Stored items from a collection
★ ★ ★ ★ ★
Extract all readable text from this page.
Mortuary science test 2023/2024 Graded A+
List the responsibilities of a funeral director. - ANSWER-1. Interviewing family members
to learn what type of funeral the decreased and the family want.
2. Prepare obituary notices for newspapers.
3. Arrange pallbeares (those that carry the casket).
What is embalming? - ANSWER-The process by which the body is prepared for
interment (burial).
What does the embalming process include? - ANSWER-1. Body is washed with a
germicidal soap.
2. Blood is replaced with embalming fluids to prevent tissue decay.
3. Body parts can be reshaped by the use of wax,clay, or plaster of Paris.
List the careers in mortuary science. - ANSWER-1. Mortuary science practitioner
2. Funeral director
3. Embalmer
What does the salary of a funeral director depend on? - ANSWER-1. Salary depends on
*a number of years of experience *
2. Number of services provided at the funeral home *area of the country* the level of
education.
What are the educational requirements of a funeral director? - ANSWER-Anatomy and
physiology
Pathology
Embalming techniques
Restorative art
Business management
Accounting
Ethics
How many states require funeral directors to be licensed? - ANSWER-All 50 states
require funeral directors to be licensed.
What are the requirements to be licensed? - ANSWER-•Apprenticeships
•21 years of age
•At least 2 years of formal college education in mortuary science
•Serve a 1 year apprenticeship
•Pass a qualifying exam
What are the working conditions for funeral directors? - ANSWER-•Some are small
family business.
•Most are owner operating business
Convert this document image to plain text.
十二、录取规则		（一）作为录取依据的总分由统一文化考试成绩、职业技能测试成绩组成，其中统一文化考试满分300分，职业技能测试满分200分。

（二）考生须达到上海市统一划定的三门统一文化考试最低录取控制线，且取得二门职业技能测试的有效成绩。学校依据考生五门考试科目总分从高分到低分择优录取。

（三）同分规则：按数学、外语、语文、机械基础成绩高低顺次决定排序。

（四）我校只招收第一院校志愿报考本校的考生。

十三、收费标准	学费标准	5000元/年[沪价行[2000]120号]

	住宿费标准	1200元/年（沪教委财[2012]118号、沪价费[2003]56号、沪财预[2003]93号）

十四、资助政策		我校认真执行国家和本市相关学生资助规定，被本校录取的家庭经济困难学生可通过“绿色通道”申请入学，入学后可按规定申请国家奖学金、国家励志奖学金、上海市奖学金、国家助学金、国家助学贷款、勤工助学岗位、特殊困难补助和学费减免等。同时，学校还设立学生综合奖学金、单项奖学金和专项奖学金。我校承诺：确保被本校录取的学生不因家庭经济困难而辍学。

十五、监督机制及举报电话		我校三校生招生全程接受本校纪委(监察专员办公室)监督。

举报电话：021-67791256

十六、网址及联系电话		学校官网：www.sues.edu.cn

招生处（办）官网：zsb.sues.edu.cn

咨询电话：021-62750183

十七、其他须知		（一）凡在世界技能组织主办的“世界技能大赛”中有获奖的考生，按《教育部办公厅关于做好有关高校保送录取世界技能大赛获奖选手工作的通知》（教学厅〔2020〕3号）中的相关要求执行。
★ ★ ★ ★ ★
What the task requires = Please restate the records in full, word for word.

Task answer =
Extract all readable text from this page.
Mortuary science test 2023/2024 Graded A+
List the responsibilities of a funeral director. - ANSWER-1. Interviewing family members
to learn what type of funeral the decreased and the family want.
2. Prepare obituary notices for newspapers.
3. Arrange pallbeares (those that carry the casket).
What is embalming? - ANSWER-The process by which the body is prepared for
interment (burial).
What does the embalming process include? - ANSWER-1. Body is washed with a
germicidal soap.
2. Blood is replaced with embalming fluids to prevent tissue decay.
3. Body parts can be reshaped by the use of wax,clay, or plaster of Paris.
List the careers in mortuary science. - ANSWER-1. Mortuary science practitioner
2. Funeral director
3. Embalmer
What does the salary of a funeral director depend on? - ANSWER-1. Salary depends on
*a number of years of experience *
2. Number of services provided at the funeral home *area of the country* the level of
education.
What are the educational requirements of a funeral director? - ANSWER-Anatomy and
physiology
Pathology
Embalming techniques
Restorative art
Business management
Accounting
Ethics
How many states require funeral directors to be licensed? - ANSWER-All 50 states
require funeral directors to be licensed.
What are the requirements to be licensed? - ANSWER-•Apprenticeships
•21 years of age
•At least 2 years of formal college education in mortuary science
•Serve a 1 year apprenticeship
•Pass a qualifying exam
What are the working conditions for funeral directors? - ANSWER-•Some are small
family business.
•Most are owner operating business
Convert this document image to plain text.
十二、录取规则		（一）作为录取依据的总分由统一文化考试成绩、职业技能测试成绩组成，其中统一文化考试满分300分，职业技能测试满分200分。

（二）考生须达到上海市统一划定的三门统一文化考试最低录取控制线，且取得二门职业技能测试的有效成绩。学校依据考生五门考试科目总分从高分到低分择优录取。

（三）同分规则：按数学、外语、语文、机械基础成绩高低顺次决定排序。

（四）我校只招收第一院校志愿报考本校的考生。

十三、收费标准	学费标准	5000元/年[沪价行[2000]120号]

	住宿费标准	1200元/年（沪教委财[2012]118号、沪价费[2003]56号、沪财预[2003]93号）

十四、资助政策		我校认真执行国家和本市相关学生资助规定，被本校录取的家庭经济困难学生可通过“绿色通道”申请入学，入学后可按规定申请国家奖学金、国家励志奖学金、上海市奖学金、国家助学金、国家助学贷款、勤工助学岗位、特殊困难补助和学费减免等。同时，学校还设立学生综合奖学金、单项奖学金和专项奖学金。我校承诺：确保被本校录取的学生不因家庭经济困难而辍学。

十五、监督机制及举报电话		我校三校生招生全程接受本校纪委(监察专员办公室)监督。

举报电话：021-67791256

十六、网址及联系电话		学校官网：www.sues.edu.cn

招生处（办）官网：zsb.sues.edu.cn

咨询电话：021-62750183

十七、其他须知		（一）凡在世界技能组织主办的“世界技能大赛”中有获奖的考生，按《教育部办公厅关于做好有关高校保送录取世界技能大赛获奖选手工作的通知》（教学厅〔2020〕3号）中的相关要求执行。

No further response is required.